[Stored records]
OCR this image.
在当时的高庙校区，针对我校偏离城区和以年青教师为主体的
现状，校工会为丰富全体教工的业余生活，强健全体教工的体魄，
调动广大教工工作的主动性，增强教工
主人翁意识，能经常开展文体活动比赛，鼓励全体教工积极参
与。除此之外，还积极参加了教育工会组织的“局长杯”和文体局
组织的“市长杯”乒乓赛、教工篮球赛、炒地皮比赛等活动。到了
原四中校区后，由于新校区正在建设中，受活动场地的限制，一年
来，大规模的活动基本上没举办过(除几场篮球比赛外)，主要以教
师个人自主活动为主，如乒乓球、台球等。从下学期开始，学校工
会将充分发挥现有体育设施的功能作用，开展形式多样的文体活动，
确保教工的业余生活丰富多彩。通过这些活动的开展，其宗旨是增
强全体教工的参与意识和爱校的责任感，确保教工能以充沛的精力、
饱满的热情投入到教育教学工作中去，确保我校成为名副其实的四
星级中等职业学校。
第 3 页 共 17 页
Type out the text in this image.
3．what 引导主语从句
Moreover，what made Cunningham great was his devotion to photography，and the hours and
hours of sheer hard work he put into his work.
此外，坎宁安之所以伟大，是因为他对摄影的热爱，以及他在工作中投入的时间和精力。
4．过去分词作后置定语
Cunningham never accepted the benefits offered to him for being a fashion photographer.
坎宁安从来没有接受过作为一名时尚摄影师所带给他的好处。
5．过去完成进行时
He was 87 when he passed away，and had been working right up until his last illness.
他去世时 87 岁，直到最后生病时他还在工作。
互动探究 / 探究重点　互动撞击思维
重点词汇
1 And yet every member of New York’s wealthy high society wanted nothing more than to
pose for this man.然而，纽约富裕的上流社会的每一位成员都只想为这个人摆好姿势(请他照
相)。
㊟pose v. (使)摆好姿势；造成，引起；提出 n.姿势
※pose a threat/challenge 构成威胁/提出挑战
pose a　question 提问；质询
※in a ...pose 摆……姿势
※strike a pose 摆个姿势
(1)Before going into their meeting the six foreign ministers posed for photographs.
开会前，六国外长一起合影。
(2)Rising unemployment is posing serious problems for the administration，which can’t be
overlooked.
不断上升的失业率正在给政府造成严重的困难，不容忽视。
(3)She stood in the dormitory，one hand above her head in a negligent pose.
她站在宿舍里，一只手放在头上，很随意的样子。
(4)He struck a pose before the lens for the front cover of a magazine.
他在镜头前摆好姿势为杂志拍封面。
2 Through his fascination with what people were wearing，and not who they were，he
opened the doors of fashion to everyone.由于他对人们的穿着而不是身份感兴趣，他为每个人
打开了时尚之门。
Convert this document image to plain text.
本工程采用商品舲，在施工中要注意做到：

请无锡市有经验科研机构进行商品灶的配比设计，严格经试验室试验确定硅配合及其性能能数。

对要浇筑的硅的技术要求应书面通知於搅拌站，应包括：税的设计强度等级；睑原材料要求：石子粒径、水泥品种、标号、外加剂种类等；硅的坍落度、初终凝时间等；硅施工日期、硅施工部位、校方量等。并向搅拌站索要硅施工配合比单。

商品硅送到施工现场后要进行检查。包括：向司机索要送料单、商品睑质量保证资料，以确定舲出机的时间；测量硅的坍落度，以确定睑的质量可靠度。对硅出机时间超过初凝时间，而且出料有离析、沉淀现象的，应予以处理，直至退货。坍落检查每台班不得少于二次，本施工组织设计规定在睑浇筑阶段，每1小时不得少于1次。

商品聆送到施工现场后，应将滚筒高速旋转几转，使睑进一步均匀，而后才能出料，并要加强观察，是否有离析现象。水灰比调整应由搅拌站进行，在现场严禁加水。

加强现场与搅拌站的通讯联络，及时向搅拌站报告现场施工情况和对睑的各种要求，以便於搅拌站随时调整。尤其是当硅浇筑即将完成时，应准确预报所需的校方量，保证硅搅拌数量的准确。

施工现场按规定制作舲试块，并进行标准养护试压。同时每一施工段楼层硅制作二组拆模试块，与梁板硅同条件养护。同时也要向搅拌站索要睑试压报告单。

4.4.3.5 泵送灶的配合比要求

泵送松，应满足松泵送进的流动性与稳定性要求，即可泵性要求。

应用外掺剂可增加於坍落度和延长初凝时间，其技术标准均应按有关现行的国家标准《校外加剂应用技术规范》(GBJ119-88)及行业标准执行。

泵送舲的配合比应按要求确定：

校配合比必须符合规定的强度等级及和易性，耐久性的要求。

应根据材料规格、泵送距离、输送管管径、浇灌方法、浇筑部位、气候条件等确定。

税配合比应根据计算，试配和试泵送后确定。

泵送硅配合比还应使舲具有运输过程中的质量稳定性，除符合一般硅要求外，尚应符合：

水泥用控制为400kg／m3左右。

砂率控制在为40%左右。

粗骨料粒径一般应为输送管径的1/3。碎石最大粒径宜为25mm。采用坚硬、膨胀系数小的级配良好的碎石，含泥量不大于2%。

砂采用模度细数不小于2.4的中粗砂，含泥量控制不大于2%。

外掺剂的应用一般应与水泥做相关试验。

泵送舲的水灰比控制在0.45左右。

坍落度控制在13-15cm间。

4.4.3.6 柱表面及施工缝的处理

→ Your goal:
Select and copy every line from the records that includes the word "this".

→ Final answer:
OCR this image.
Type out the text in this image.
pose for this man.然而，纽约富裕的上流社会的每一位成员都只想为这个人摆好姿势(请他照
Convert this document image to plain text.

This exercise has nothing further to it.